_TASK DESCRIPTION_: Print the records again, character for character.

Stored entries:
┌──
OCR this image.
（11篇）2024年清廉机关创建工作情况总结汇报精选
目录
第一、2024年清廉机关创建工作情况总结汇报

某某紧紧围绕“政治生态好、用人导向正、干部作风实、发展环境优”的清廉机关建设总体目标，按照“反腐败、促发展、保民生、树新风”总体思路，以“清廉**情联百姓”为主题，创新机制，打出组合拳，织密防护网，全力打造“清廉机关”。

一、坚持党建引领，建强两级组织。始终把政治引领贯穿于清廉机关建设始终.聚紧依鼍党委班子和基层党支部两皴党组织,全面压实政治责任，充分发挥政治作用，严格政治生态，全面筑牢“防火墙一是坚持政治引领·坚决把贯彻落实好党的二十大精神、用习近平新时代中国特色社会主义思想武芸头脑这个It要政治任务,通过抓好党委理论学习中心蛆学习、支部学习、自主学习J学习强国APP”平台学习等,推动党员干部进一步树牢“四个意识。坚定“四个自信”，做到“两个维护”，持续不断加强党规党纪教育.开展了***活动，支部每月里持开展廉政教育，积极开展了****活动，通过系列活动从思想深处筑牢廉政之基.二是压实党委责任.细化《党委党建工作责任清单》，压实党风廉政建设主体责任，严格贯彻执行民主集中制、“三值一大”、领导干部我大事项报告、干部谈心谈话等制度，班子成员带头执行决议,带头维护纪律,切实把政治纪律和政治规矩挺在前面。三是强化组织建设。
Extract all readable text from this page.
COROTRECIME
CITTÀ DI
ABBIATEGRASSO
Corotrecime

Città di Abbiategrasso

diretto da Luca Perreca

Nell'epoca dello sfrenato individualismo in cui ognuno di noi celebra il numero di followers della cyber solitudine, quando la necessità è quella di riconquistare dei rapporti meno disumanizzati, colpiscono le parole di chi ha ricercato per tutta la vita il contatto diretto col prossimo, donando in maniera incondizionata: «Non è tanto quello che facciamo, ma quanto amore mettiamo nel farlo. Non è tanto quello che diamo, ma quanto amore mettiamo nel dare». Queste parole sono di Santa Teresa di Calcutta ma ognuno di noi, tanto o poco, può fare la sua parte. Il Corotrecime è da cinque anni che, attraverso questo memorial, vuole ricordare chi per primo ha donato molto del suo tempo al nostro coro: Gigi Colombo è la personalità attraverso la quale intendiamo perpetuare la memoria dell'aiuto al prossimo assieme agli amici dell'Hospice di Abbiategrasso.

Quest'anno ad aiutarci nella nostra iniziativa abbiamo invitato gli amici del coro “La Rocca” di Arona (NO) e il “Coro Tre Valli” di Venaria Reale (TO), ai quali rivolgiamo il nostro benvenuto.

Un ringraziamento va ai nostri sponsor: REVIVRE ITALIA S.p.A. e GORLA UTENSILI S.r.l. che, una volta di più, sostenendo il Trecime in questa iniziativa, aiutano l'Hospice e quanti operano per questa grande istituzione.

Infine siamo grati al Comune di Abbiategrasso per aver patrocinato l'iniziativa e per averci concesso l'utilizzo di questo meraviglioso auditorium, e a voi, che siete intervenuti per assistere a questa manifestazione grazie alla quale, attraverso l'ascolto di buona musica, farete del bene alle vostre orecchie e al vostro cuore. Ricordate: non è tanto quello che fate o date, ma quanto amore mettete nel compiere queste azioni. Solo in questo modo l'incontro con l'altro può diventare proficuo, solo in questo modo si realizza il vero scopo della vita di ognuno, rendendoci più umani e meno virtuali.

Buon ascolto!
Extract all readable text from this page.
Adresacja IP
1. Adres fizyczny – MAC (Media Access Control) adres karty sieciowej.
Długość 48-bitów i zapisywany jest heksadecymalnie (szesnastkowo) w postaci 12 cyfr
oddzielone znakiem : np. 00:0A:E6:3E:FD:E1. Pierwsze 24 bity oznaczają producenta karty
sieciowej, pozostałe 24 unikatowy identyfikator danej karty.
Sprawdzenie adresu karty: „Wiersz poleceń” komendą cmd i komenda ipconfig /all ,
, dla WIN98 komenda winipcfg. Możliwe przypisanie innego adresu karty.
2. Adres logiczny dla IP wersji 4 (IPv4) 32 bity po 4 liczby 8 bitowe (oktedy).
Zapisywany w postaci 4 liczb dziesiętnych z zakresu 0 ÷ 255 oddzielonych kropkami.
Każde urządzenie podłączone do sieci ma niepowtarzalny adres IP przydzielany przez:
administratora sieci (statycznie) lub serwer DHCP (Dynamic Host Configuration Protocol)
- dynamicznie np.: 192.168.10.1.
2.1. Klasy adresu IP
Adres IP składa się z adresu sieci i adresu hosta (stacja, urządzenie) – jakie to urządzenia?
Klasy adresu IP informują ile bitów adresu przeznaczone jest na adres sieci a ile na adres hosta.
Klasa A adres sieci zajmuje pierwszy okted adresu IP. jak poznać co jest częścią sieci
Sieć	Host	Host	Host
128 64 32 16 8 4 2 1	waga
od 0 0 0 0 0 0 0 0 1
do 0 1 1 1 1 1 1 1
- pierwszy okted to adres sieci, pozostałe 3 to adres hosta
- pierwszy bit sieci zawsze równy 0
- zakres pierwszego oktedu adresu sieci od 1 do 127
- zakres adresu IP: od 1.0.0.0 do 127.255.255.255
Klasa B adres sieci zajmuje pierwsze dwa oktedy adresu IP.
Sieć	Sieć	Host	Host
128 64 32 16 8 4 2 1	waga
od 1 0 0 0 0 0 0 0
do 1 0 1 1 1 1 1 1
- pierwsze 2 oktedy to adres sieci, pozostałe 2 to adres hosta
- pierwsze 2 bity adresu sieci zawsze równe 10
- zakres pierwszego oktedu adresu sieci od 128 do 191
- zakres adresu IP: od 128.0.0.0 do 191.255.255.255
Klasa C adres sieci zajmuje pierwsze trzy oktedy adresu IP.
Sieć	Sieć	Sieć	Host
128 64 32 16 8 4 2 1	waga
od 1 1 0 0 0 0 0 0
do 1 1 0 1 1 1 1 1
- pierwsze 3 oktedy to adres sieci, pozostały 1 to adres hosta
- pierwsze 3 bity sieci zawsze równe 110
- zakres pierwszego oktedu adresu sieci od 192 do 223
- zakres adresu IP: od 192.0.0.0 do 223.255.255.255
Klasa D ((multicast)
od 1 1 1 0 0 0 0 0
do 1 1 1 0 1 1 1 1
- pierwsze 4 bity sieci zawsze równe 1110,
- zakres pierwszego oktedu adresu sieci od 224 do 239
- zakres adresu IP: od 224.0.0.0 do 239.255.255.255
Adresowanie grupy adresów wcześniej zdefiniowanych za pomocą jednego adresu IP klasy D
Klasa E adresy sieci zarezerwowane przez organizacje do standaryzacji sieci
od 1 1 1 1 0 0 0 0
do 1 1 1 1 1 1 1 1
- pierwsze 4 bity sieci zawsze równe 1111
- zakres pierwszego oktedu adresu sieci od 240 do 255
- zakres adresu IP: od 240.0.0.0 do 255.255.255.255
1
└──
_TASK RESPONSE_:
OCR this image.
（11篇）2024年清廉机关创建工作情况总结汇报精选
目录
第一、2024年清廉机关创建工作情况总结汇报

某某紧紧围绕“政治生态好、用人导向正、干部作风实、发展环境优”的清廉机关建设总体目标，按照“反腐败、促发展、保民生、树新风”总体思路，以“清廉**情联百姓”为主题，创新机制，打出组合拳，织密防护网，全力打造“清廉机关”。

一、坚持党建引领，建强两级组织。始终把政治引领贯穿于清廉机关建设始终.聚紧依鼍党委班子和基层党支部两皴党组织,全面压实政治责任，充分发挥政治作用，严格政治生态，全面筑牢“防火墙一是坚持政治引领·坚决把贯彻落实好党的二十大精神、用习近平新时代中国特色社会主义思想武芸头脑这个It要政治任务,通过抓好党委理论学习中心蛆学习、支部学习、自主学习J学习强国APP”平台学习等,推动党员干部进一步树牢“四个意识。坚定“四个自信”，做到“两个维护”，持续不断加强党规党纪教育.开展了***活动，支部每月里持开展廉政教育，积极开展了****活动，通过系列活动从思想深处筑牢廉政之基.二是压实党委责任.细化《党委党建工作责任清单》，压实党风廉政建设主体责任，严格贯彻执行民主集中制、“三值一大”、领导干部我大事项报告、干部谈心谈话等制度，班子成员带头执行决议,带头维护纪律,切实把政治纪律和政治规矩挺在前面。三是强化组织建设。
Extract all readable text from this page.
COROTRECIME
CITTÀ DI
ABBIATEGRASSO
Corotrecime

Città di Abbiategrasso

diretto da Luca Perreca

Nell'epoca dello sfrenato individualismo in cui ognuno di noi celebra il numero di followers della cyber solitudine, quando la necessità è quella di riconquistare dei rapporti meno disumanizzati, colpiscono le parole di chi ha ricercato per tutta la vita il contatto diretto col prossimo, donando in maniera incondizionata: «Non è tanto quello che facciamo, ma quanto amore mettiamo nel farlo. Non è tanto quello che diamo, ma quanto amore mettiamo nel dare». Queste parole sono di Santa Teresa di Calcutta ma ognuno di noi, tanto o poco, può fare la sua parte. Il Corotrecime è da cinque anni che, attraverso questo memorial, vuole ricordare chi per primo ha donato molto del suo tempo al nostro coro: Gigi Colombo è la personalità attraverso la quale intendiamo perpetuare la memoria dell'aiuto al prossimo assieme agli amici dell'Hospice di Abbiategrasso.

Quest'anno ad aiutarci nella nostra iniziativa abbiamo invitato gli amici del coro “La Rocca” di Arona (NO) e il “Coro Tre Valli” di Venaria Reale (TO), ai quali rivolgiamo il nostro benvenuto.

Un ringraziamento va ai nostri sponsor: REVIVRE ITALIA S.p.A. e GORLA UTENSILI S.r.l. che, una volta di più, sostenendo il Trecime in questa iniziativa, aiutano l'Hospice e quanti operano per questa grande istituzione.

Infine siamo grati al Comune di Abbiategrasso per aver patrocinato l'iniziativa e per averci concesso l'utilizzo di questo meraviglioso auditorium, e a voi, che siete intervenuti per assistere a questa manifestazione grazie alla quale, attraverso l'ascolto di buona musica, farete del bene alle vostre orecchie e al vostro cuore. Ricordate: non è tanto quello che fate o date, ma quanto amore mettete nel compiere queste azioni. Solo in questo modo l'incontro con l'altro può diventare proficuo, solo in questo modo si realizza il vero scopo della vita di ognuno, rendendoci più umani e meno virtuali.

Buon ascolto!
Extract all readable text from this page.
Adresacja IP
1. Adres fizyczny – MAC (Media Access Control) adres karty sieciowej.
Długość 48-bitów i zapisywany jest heksadecymalnie (szesnastkowo) w postaci 12 cyfr
oddzielone znakiem : np. 00:0A:E6:3E:FD:E1. Pierwsze 24 bity oznaczają producenta karty
sieciowej, pozostałe 24 unikatowy identyfikator danej karty.
Sprawdzenie adresu karty: „Wiersz poleceń” komendą cmd i komenda ipconfig /all ,
, dla WIN98 komenda winipcfg. Możliwe przypisanie innego adresu karty.
2. Adres logiczny dla IP wersji 4 (IPv4) 32 bity po 4 liczby 8 bitowe (oktedy).
Zapisywany w postaci 4 liczb dziesiętnych z zakresu 0 ÷ 255 oddzielonych kropkami.
Każde urządzenie podłączone do sieci ma niepowtarzalny adres IP przydzielany przez:
administratora sieci (statycznie) lub serwer DHCP (Dynamic Host Configuration Protocol)
- dynamicznie np.: 192.168.10.1.
2.1. Klasy adresu IP
Adres IP składa się z adresu sieci i adresu hosta (stacja, urządzenie) – jakie to urządzenia?
Klasy adresu IP informują ile bitów adresu przeznaczone jest na adres sieci a ile na adres hosta.
Klasa A adres sieci zajmuje pierwszy okted adresu IP. jak poznać co jest częścią sieci
Sieć	Host	Host	Host
128 64 32 16 8 4 2 1	waga
od 0 0 0 0 0 0 0 0 1
do 0 1 1 1 1 1 1 1
- pierwszy okted to adres sieci, pozostałe 3 to adres hosta
- pierwszy bit sieci zawsze równy 0
- zakres pierwszego oktedu adresu sieci od 1 do 127
- zakres adresu IP: od 1.0.0.0 do 127.255.255.255
Klasa B adres sieci zajmuje pierwsze dwa oktedy adresu IP.
Sieć	Sieć	Host	Host
128 64 32 16 8 4 2 1	waga
od 1 0 0 0 0 0 0 0
do 1 0 1 1 1 1 1 1
- pierwsze 2 oktedy to adres sieci, pozostałe 2 to adres hosta
- pierwsze 2 bity adresu sieci zawsze równe 10
- zakres pierwszego oktedu adresu sieci od 128 do 191
- zakres adresu IP: od 128.0.0.0 do 191.255.255.255
Klasa C adres sieci zajmuje pierwsze trzy oktedy adresu IP.
Sieć	Sieć	Sieć	Host
128 64 32 16 8 4 2 1	waga
od 1 1 0 0 0 0 0 0
do 1 1 0 1 1 1 1 1
- pierwsze 3 oktedy to adres sieci, pozostały 1 to adres hosta
- pierwsze 3 bity sieci zawsze równe 110
- zakres pierwszego oktedu adresu sieci od 192 do 223
- zakres adresu IP: od 192.0.0.0 do 223.255.255.255
Klasa D ((multicast)
od 1 1 1 0 0 0 0 0
do 1 1 1 0 1 1 1 1
- pierwsze 4 bity sieci zawsze równe 1110,
- zakres pierwszego oktedu adresu sieci od 224 do 239
- zakres adresu IP: od 224.0.0.0 do 239.255.255.255
Adresowanie grupy adresów wcześniej zdefiniowanych za pomocą jednego adresu IP klasy D
Klasa E adresy sieci zarezerwowane przez organizacje do standaryzacji sieci
od 1 1 1 1 0 0 0 0
do 1 1 1 1 1 1 1 1
- pierwsze 4 bity sieci zawsze równe 1111
- zakres pierwszego oktedu adresu sieci od 240 do 255
- zakres adresu IP: od 240.0.0.0 do 255.255.255.255
1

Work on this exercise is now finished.